• Short task: Set down every record once more, exactly as given.

• Data items:

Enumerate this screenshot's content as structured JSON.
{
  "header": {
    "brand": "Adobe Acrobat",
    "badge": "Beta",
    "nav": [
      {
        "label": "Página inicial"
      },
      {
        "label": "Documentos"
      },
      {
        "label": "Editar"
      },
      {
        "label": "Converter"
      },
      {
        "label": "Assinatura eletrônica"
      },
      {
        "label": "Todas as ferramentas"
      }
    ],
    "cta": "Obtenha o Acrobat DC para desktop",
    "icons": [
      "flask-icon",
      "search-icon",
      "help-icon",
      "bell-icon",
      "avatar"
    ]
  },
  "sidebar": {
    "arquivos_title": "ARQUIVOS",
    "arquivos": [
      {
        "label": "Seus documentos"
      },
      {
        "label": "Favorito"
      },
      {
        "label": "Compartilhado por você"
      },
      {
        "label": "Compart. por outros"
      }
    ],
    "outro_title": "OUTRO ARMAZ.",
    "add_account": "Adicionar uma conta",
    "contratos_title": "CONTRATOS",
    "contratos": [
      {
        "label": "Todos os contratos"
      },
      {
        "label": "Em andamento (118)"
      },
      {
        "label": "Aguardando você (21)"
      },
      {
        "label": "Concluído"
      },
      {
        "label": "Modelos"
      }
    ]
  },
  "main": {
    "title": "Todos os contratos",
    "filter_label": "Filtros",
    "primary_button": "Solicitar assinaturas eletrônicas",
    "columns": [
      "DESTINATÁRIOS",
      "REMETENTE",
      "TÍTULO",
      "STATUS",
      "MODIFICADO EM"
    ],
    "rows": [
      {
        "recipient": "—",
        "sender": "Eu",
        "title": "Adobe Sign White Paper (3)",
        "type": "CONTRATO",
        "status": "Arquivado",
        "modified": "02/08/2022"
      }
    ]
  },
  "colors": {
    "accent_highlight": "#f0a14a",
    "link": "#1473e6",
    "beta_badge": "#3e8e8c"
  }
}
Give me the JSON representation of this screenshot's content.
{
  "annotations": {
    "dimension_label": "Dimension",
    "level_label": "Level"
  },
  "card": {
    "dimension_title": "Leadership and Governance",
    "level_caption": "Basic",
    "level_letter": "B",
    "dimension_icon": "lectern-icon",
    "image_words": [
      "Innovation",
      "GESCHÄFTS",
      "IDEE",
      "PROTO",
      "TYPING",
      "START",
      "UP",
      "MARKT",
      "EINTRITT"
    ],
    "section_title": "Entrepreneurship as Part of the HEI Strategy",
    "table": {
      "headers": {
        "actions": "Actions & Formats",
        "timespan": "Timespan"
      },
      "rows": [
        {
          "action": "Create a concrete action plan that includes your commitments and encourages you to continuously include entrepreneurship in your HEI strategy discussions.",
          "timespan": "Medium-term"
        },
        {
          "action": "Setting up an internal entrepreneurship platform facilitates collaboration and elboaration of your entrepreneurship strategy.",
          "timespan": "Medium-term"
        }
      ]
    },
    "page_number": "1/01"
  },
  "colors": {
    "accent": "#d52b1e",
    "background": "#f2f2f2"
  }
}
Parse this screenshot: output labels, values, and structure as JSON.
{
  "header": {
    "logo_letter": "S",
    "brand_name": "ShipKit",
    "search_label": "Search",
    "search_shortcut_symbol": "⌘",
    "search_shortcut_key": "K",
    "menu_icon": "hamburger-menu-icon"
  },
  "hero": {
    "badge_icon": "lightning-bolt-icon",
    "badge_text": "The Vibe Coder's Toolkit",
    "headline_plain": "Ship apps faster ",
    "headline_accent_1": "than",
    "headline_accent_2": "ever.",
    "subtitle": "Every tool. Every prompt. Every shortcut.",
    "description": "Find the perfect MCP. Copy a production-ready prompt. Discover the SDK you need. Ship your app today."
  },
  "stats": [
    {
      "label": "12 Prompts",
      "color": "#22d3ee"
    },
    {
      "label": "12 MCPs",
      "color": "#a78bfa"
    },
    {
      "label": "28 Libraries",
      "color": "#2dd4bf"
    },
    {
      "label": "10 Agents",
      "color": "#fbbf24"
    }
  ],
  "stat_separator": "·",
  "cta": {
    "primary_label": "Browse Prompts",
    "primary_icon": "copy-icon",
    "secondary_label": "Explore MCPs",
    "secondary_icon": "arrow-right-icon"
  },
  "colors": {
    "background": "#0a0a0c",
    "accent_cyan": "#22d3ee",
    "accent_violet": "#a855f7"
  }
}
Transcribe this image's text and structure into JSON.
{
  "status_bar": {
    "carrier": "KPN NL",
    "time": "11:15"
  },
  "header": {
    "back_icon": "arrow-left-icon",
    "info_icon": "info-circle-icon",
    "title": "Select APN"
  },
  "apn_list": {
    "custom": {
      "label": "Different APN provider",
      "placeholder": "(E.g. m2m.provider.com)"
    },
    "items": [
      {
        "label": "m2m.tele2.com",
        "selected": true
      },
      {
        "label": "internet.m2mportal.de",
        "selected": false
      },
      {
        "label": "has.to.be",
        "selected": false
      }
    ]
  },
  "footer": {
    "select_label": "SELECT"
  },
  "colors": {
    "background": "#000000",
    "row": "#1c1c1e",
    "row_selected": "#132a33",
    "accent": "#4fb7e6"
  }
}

• Answer to this task:
Enumerate this screenshot's content as structured JSON.
{
  "header": {
    "brand": "Adobe Acrobat",
    "badge": "Beta",
    "nav": [
      {
        "label": "Página inicial"
      },
      {
        "label": "Documentos"
      },
      {
        "label": "Editar"
      },
      {
        "label": "Converter"
      },
      {
        "label": "Assinatura eletrônica"
      },
      {
        "label": "Todas as ferramentas"
      }
    ],
    "cta": "Obtenha o Acrobat DC para desktop",
    "icons": [
      "flask-icon",
      "search-icon",
      "help-icon",
      "bell-icon",
      "avatar"
    ]
  },
  "sidebar": {
    "arquivos_title": "ARQUIVOS",
    "arquivos": [
      {
        "label": "Seus documentos"
      },
      {
        "label": "Favorito"
      },
      {
        "label": "Compartilhado por você"
      },
      {
        "label": "Compart. por outros"
      }
    ],
    "outro_title": "OUTRO ARMAZ.",
    "add_account": "Adicionar uma conta",
    "contratos_title": "CONTRATOS",
    "contratos": [
      {
        "label": "Todos os contratos"
      },
      {
        "label": "Em andamento (118)"
      },
      {
        "label": "Aguardando você (21)"
      },
      {
        "label": "Concluído"
      },
      {
        "label": "Modelos"
      }
    ]
  },
  "main": {
    "title": "Todos os contratos",
    "filter_label": "Filtros",
    "primary_button": "Solicitar assinaturas eletrônicas",
    "columns": [
      "DESTINATÁRIOS",
      "REMETENTE",
      "TÍTULO",
      "STATUS",
      "MODIFICADO EM"
    ],
    "rows": [
      {
        "recipient": "—",
        "sender": "Eu",
        "title": "Adobe Sign White Paper (3)",
        "type": "CONTRATO",
        "status": "Arquivado",
        "modified": "02/08/2022"
      }
    ]
  },
  "colors": {
    "accent_highlight": "#f0a14a",
    "link": "#1473e6",
    "beta_badge": "#3e8e8c"
  }
}
Give me the JSON representation of this screenshot's content.
{
  "annotations": {
    "dimension_label": "Dimension",
    "level_label": "Level"
  },
  "card": {
    "dimension_title": "Leadership and Governance",
    "level_caption": "Basic",
    "level_letter": "B",
    "dimension_icon": "lectern-icon",
    "image_words": [
      "Innovation",
      "GESCHÄFTS",
      "IDEE",
      "PROTO",
      "TYPING",
      "START",
      "UP",
      "MARKT",
      "EINTRITT"
    ],
    "section_title": "Entrepreneurship as Part of the HEI Strategy",
    "table": {
      "headers": {
        "actions": "Actions & Formats",
        "timespan": "Timespan"
      },
      "rows": [
        {
          "action": "Create a concrete action plan that includes your commitments and encourages you to continuously include entrepreneurship in your HEI strategy discussions.",
          "timespan": "Medium-term"
        },
        {
          "action": "Setting up an internal entrepreneurship platform facilitates collaboration and elboaration of your entrepreneurship strategy.",
          "timespan": "Medium-term"
        }
      ]
    },
    "page_number": "1/01"
  },
  "colors": {
    "accent": "#d52b1e",
    "background": "#f2f2f2"
  }
}
Parse this screenshot: output labels, values, and structure as JSON.
{
  "header": {
    "logo_letter": "S",
    "brand_name": "ShipKit",
    "search_label": "Search",
    "search_shortcut_symbol": "⌘",
    "search_shortcut_key": "K",
    "menu_icon": "hamburger-menu-icon"
  },
  "hero": {
    "badge_icon": "lightning-bolt-icon",
    "badge_text": "The Vibe Coder's Toolkit",
    "headline_plain": "Ship apps faster ",
    "headline_accent_1": "than",
    "headline_accent_2": "ever.",
    "subtitle": "Every tool. Every prompt. Every shortcut.",
    "description": "Find the perfect MCP. Copy a production-ready prompt. Discover the SDK you need. Ship your app today."
  },
  "stats": [
    {
      "label": "12 Prompts",
      "color": "#22d3ee"
    },
    {
      "label": "12 MCPs",
      "color": "#a78bfa"
    },
    {
      "label": "28 Libraries",
      "color": "#2dd4bf"
    },
    {
      "label": "10 Agents",
      "color": "#fbbf24"
    }
  ],
  "stat_separator": "·",
  "cta": {
    "primary_label": "Browse Prompts",
    "primary_icon": "copy-icon",
    "secondary_label": "Explore MCPs",
    "secondary_icon": "arrow-right-icon"
  },
  "colors": {
    "background": "#0a0a0c",
    "accent_cyan": "#22d3ee",
    "accent_violet": "#a855f7"
  }
}
Transcribe this image's text and structure into JSON.
{
  "status_bar": {
    "carrier": "KPN NL",
    "time": "11:15"
  },
  "header": {
    "back_icon": "arrow-left-icon",
    "info_icon": "info-circle-icon",
    "title": "Select APN"
  },
  "apn_list": {
    "custom": {
      "label": "Different APN provider",
      "placeholder": "(E.g. m2m.provider.com)"
    },
    "items": [
      {
        "label": "m2m.tele2.com",
        "selected": true
      },
      {
        "label": "internet.m2mportal.de",
        "selected": false
      },
      {
        "label": "has.to.be",
        "selected": false
      }
    ]
  },
  "footer": {
    "select_label": "SELECT"
  },
  "colors": {
    "background": "#000000",
    "row": "#1c1c1e",
    "row_selected": "#132a33",
    "accent": "#4fb7e6"
  }
}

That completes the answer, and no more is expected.